Give an exact copy of every line, leaving images out.
* START DATA EXTRACT *
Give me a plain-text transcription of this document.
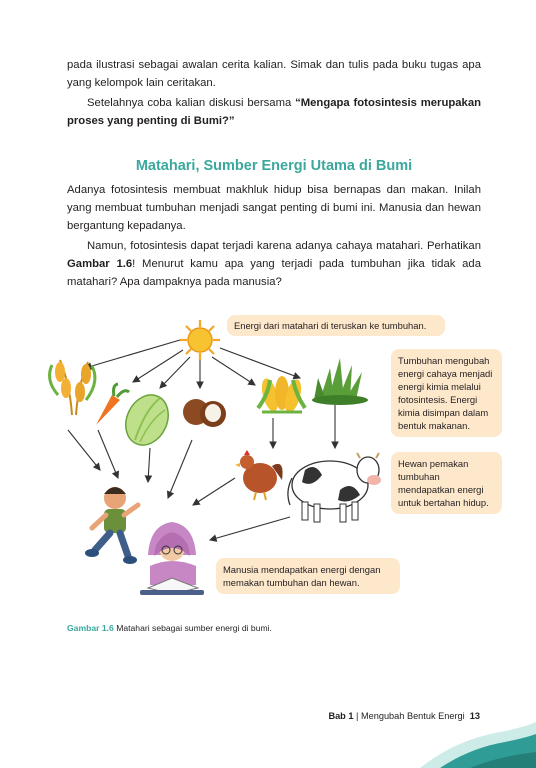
pada ilustrasi sebagai awalan cerita kalian. Simak dan tulis pada buku tugas apa yang kelompok lain ceritakan.
Setelahnya coba kalian diskusi bersama “Mengapa fotosintesis merupakan proses yang penting di Bumi?”
Matahari, Sumber Energi Utama di Bumi
Adanya fotosintesis membuat makhluk hidup bisa bernapas dan makan. Inilah yang membuat tumbuhan menjadi sangat penting di bumi ini. Manusia dan hewan bergantung kepadanya.
Namun, fotosintesis dapat terjadi karena adanya cahaya matahari. Perhatikan Gambar 1.6! Menurut kamu apa yang terjadi pada tumbuhan jika tidak ada matahari? Apa dampaknya pada manusia?
Energi dari matahari di teruskan ke tumbuhan.
Tumbuhan mengubah energi cahaya menjadi energi kimia melalui fotosintesis. Energi kimia disimpan dalam bentuk makanan.
Hewan pemakan tumbuhan mendapatkan energi untuk bertahan hidup.
Manusia mendapatkan energi dengan memakan tumbuhan dan hewan.
Gambar 1.6 Matahari sebagai sumber energi di bumi.
Bab 1 | Mengubah Bentuk Energi 13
* END DATA EXTRACT *
TASK RESULT:
Give me a plain-text transcription of this document.
pada ilustrasi sebagai awalan cerita kalian. Simak dan tulis pada buku tugas apa yang kelompok lain ceritakan.
Setelahnya coba kalian diskusi bersama “Mengapa fotosintesis merupakan proses yang penting di Bumi?”
Matahari, Sumber Energi Utama di Bumi
Adanya fotosintesis membuat makhluk hidup bisa bernapas dan makan. Inilah yang membuat tumbuhan menjadi sangat penting di bumi ini. Manusia dan hewan bergantung kepadanya.
Namun, fotosintesis dapat terjadi karena adanya cahaya matahari. Perhatikan Gambar 1.6! Menurut kamu apa yang terjadi pada tumbuhan jika tidak ada matahari? Apa dampaknya pada manusia?
Energi dari matahari di teruskan ke tumbuhan.
Tumbuhan mengubah energi cahaya menjadi energi kimia melalui fotosintesis. Energi kimia disimpan dalam bentuk makanan.
Hewan pemakan tumbuhan mendapatkan energi untuk bertahan hidup.
Manusia mendapatkan energi dengan memakan tumbuhan dan hewan.
Gambar 1.6 Matahari sebagai sumber energi di bumi.
Bab 1 | Mengubah Bentuk Energi 13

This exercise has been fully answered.